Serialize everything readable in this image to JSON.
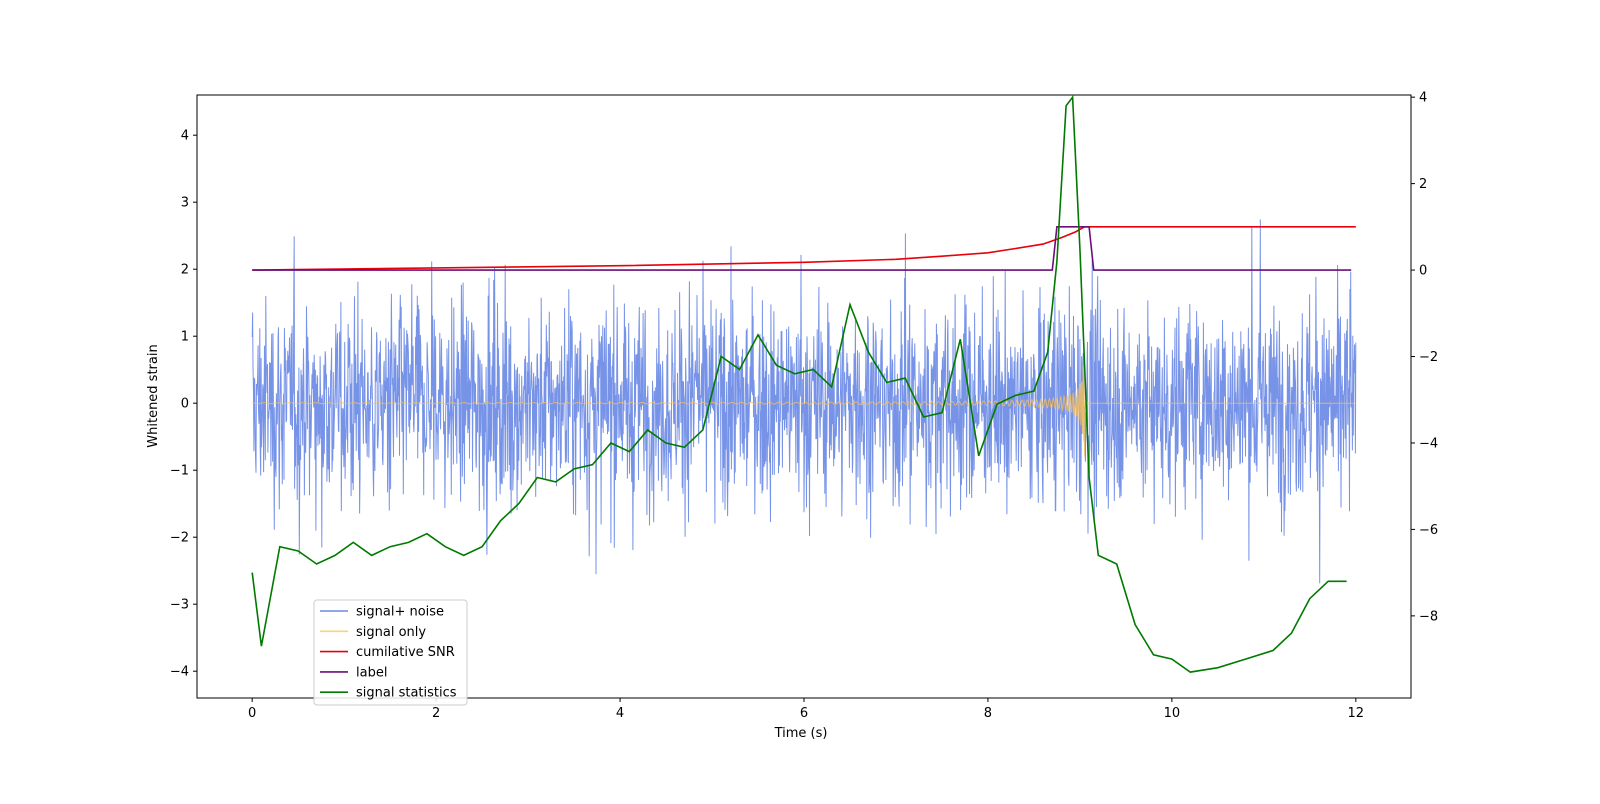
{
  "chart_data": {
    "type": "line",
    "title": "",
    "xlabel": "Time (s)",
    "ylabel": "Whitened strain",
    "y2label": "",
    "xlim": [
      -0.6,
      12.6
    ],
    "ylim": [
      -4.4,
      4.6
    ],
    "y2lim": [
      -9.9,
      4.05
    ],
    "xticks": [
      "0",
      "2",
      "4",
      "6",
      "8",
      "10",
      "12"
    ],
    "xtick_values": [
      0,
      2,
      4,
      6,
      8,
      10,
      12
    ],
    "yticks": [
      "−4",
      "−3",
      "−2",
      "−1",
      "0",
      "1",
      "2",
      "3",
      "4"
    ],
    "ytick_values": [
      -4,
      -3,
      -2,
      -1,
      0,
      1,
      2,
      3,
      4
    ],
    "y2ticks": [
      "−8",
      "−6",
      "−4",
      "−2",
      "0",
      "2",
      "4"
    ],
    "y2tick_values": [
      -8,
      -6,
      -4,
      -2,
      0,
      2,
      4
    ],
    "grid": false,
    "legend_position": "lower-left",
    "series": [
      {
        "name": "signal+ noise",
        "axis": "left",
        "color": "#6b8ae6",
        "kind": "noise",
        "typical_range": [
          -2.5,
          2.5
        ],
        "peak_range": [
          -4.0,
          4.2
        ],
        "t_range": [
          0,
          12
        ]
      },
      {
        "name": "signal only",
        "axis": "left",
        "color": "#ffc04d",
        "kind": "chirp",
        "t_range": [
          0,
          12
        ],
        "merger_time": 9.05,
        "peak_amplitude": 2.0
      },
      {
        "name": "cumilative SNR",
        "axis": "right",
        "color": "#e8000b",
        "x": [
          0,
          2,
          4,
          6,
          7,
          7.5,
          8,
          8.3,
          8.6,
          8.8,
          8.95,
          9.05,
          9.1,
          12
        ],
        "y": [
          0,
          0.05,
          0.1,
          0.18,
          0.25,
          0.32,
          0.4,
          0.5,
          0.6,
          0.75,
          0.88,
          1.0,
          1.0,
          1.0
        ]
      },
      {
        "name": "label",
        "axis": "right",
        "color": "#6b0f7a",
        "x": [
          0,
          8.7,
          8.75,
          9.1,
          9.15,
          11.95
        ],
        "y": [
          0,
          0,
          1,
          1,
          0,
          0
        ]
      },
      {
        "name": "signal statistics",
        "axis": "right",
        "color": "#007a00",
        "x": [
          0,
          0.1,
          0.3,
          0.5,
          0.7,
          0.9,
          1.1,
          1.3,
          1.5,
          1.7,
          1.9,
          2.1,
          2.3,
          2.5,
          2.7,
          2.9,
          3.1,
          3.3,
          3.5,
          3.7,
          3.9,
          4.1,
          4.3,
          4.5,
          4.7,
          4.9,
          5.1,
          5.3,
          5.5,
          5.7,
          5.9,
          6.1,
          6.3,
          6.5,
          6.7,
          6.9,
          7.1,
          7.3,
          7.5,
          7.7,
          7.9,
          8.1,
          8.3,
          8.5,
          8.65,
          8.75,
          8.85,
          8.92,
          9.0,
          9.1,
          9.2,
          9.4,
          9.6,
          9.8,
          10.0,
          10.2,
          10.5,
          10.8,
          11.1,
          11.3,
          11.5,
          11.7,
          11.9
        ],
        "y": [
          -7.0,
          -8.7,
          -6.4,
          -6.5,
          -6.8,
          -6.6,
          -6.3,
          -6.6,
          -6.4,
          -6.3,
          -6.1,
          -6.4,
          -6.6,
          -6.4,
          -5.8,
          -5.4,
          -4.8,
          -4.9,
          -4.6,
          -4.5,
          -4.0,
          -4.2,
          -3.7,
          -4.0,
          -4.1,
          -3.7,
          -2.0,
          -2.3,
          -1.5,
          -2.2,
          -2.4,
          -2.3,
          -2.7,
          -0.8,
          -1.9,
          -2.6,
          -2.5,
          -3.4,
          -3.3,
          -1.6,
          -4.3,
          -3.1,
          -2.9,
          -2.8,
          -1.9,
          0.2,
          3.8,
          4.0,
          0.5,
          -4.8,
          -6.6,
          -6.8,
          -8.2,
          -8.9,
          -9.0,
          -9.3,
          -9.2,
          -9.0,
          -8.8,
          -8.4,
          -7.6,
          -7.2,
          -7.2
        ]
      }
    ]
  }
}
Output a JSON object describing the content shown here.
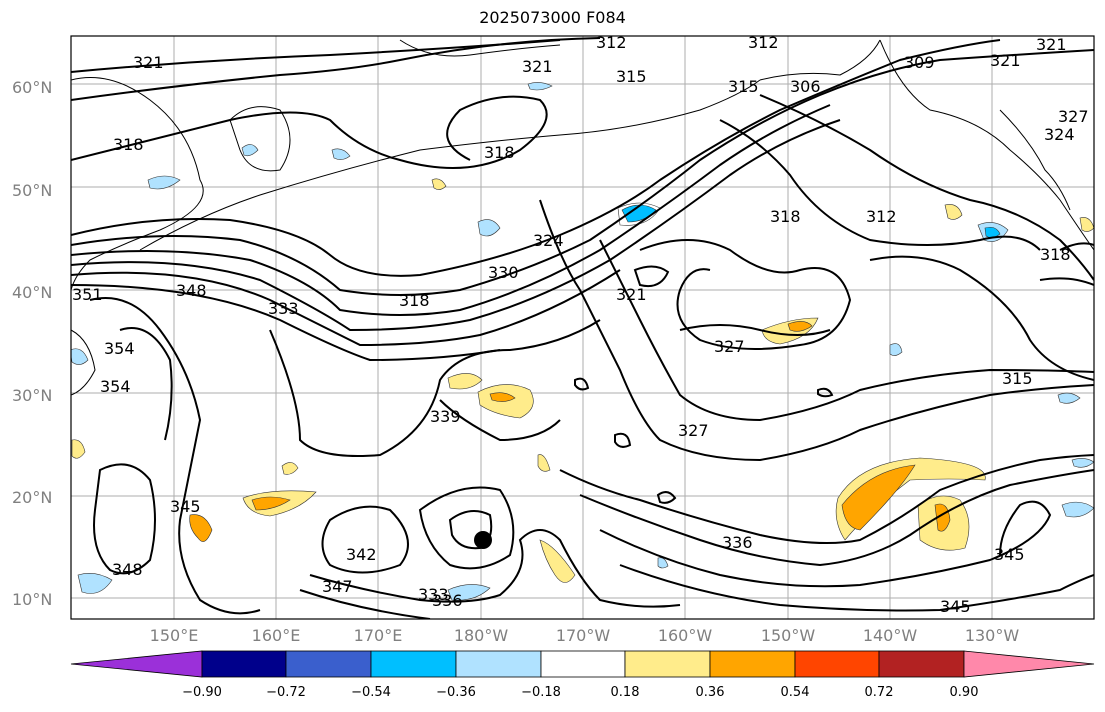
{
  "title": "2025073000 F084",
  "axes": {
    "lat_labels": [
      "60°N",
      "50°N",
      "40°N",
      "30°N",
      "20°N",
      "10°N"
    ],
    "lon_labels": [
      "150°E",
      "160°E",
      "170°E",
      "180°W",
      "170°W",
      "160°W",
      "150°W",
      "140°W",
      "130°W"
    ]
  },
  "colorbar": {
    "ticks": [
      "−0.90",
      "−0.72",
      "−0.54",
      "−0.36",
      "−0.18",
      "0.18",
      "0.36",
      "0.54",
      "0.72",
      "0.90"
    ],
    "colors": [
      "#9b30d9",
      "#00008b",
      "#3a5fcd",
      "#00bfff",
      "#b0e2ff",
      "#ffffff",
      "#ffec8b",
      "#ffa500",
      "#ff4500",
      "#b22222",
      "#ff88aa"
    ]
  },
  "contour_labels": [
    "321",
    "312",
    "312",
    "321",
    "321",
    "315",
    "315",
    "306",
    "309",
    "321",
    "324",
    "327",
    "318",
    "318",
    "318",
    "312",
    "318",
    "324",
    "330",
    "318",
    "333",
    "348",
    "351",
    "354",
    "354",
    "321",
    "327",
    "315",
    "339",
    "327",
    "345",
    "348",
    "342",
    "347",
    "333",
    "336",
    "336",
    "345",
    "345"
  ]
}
:::::
What the task requires: Go through the material above and print all of it exactly, except the pictures.

Answer to this task:
Serialize everything readable in this image to JSON.
{
  "chart_data": {
    "type": "line",
    "title": "",
    "xlabel": "Time (s)",
    "ylabel": "Whitened strain",
    "y2label": "",
    "xlim": [
      -0.6,
      12.6
    ],
    "ylim": [
      -4.4,
      4.6
    ],
    "y2lim": [
      -9.9,
      4.05
    ],
    "xticks": [
      "0",
      "2",
      "4",
      "6",
      "8",
      "10",
      "12"
    ],
    "xtick_values": [
      0,
      2,
      4,
      6,
      8,
      10,
      12
    ],
    "yticks": [
      "−4",
      "−3",
      "−2",
      "−1",
      "0",
      "1",
      "2",
      "3",
      "4"
    ],
    "ytick_values": [
      -4,
      -3,
      -2,
      -1,
      0,
      1,
      2,
      3,
      4
    ],
    "y2ticks": [
      "−8",
      "−6",
      "−4",
      "−2",
      "0",
      "2",
      "4"
    ],
    "y2tick_values": [
      -8,
      -6,
      -4,
      -2,
      0,
      2,
      4
    ],
    "grid": false,
    "legend_position": "lower-left",
    "series": [
      {
        "name": "signal+ noise",
        "axis": "left",
        "color": "#6b8ae6",
        "kind": "noise",
        "typical_range": [
          -2.5,
          2.5
        ],
        "peak_range": [
          -4.0,
          4.2
        ],
        "t_range": [
          0,
          12
        ]
      },
      {
        "name": "signal only",
        "axis": "left",
        "color": "#ffc04d",
        "kind": "chirp",
        "t_range": [
          0,
          12
        ],
        "merger_time": 9.05,
        "peak_amplitude": 2.0
      },
      {
        "name": "cumilative SNR",
        "axis": "right",
        "color": "#e8000b",
        "x": [
          0,
          2,
          4,
          6,
          7,
          7.5,
          8,
          8.3,
          8.6,
          8.8,
          8.95,
          9.05,
          9.1,
          12
        ],
        "y": [
          0,
          0.05,
          0.1,
          0.18,
          0.25,
          0.32,
          0.4,
          0.5,
          0.6,
          0.75,
          0.88,
          1.0,
          1.0,
          1.0
        ]
      },
      {
        "name": "label",
        "axis": "right",
        "color": "#6b0f7a",
        "x": [
          0,
          8.7,
          8.75,
          9.1,
          9.15,
          11.95
        ],
        "y": [
          0,
          0,
          1,
          1,
          0,
          0
        ]
      },
      {
        "name": "signal statistics",
        "axis": "right",
        "color": "#007a00",
        "x": [
          0,
          0.1,
          0.3,
          0.5,
          0.7,
          0.9,
          1.1,
          1.3,
          1.5,
          1.7,
          1.9,
          2.1,
          2.3,
          2.5,
          2.7,
          2.9,
          3.1,
          3.3,
          3.5,
          3.7,
          3.9,
          4.1,
          4.3,
          4.5,
          4.7,
          4.9,
          5.1,
          5.3,
          5.5,
          5.7,
          5.9,
          6.1,
          6.3,
          6.5,
          6.7,
          6.9,
          7.1,
          7.3,
          7.5,
          7.7,
          7.9,
          8.1,
          8.3,
          8.5,
          8.65,
          8.75,
          8.85,
          8.92,
          9.0,
          9.1,
          9.2,
          9.4,
          9.6,
          9.8,
          10.0,
          10.2,
          10.5,
          10.8,
          11.1,
          11.3,
          11.5,
          11.7,
          11.9
        ],
        "y": [
          -7.0,
          -8.7,
          -6.4,
          -6.5,
          -6.8,
          -6.6,
          -6.3,
          -6.6,
          -6.4,
          -6.3,
          -6.1,
          -6.4,
          -6.6,
          -6.4,
          -5.8,
          -5.4,
          -4.8,
          -4.9,
          -4.6,
          -4.5,
          -4.0,
          -4.2,
          -3.7,
          -4.0,
          -4.1,
          -3.7,
          -2.0,
          -2.3,
          -1.5,
          -2.2,
          -2.4,
          -2.3,
          -2.7,
          -0.8,
          -1.9,
          -2.6,
          -2.5,
          -3.4,
          -3.3,
          -1.6,
          -4.3,
          -3.1,
          -2.9,
          -2.8,
          -1.9,
          0.2,
          3.8,
          4.0,
          0.5,
          -4.8,
          -6.6,
          -6.8,
          -8.2,
          -8.9,
          -9.0,
          -9.3,
          -9.2,
          -9.0,
          -8.8,
          -8.4,
          -7.6,
          -7.2,
          -7.2
        ]
      }
    ]
  }
}
Output a JSON object describing the content shown here.
{
  "title": "2025073000 F084",
  "axes": {
    "lat_labels": [
      "60°N",
      "50°N",
      "40°N",
      "30°N",
      "20°N",
      "10°N"
    ],
    "lon_labels": [
      "150°E",
      "160°E",
      "170°E",
      "180°W",
      "170°W",
      "160°W",
      "150°W",
      "140°W",
      "130°W"
    ]
  },
  "colorbar": {
    "ticks": [
      "−0.90",
      "−0.72",
      "−0.54",
      "−0.36",
      "−0.18",
      "0.18",
      "0.36",
      "0.54",
      "0.72",
      "0.90"
    ],
    "colors": [
      "#9b30d9",
      "#00008b",
      "#3a5fcd",
      "#00bfff",
      "#b0e2ff",
      "#ffffff",
      "#ffec8b",
      "#ffa500",
      "#ff4500",
      "#b22222",
      "#ff88aa"
    ]
  },
  "contour_labels": [
    "321",
    "312",
    "312",
    "321",
    "321",
    "315",
    "315",
    "306",
    "309",
    "321",
    "324",
    "327",
    "318",
    "318",
    "318",
    "312",
    "318",
    "324",
    "330",
    "318",
    "333",
    "348",
    "351",
    "354",
    "354",
    "321",
    "327",
    "315",
    "339",
    "327",
    "345",
    "348",
    "342",
    "347",
    "333",
    "336",
    "336",
    "345",
    "345"
  ]
}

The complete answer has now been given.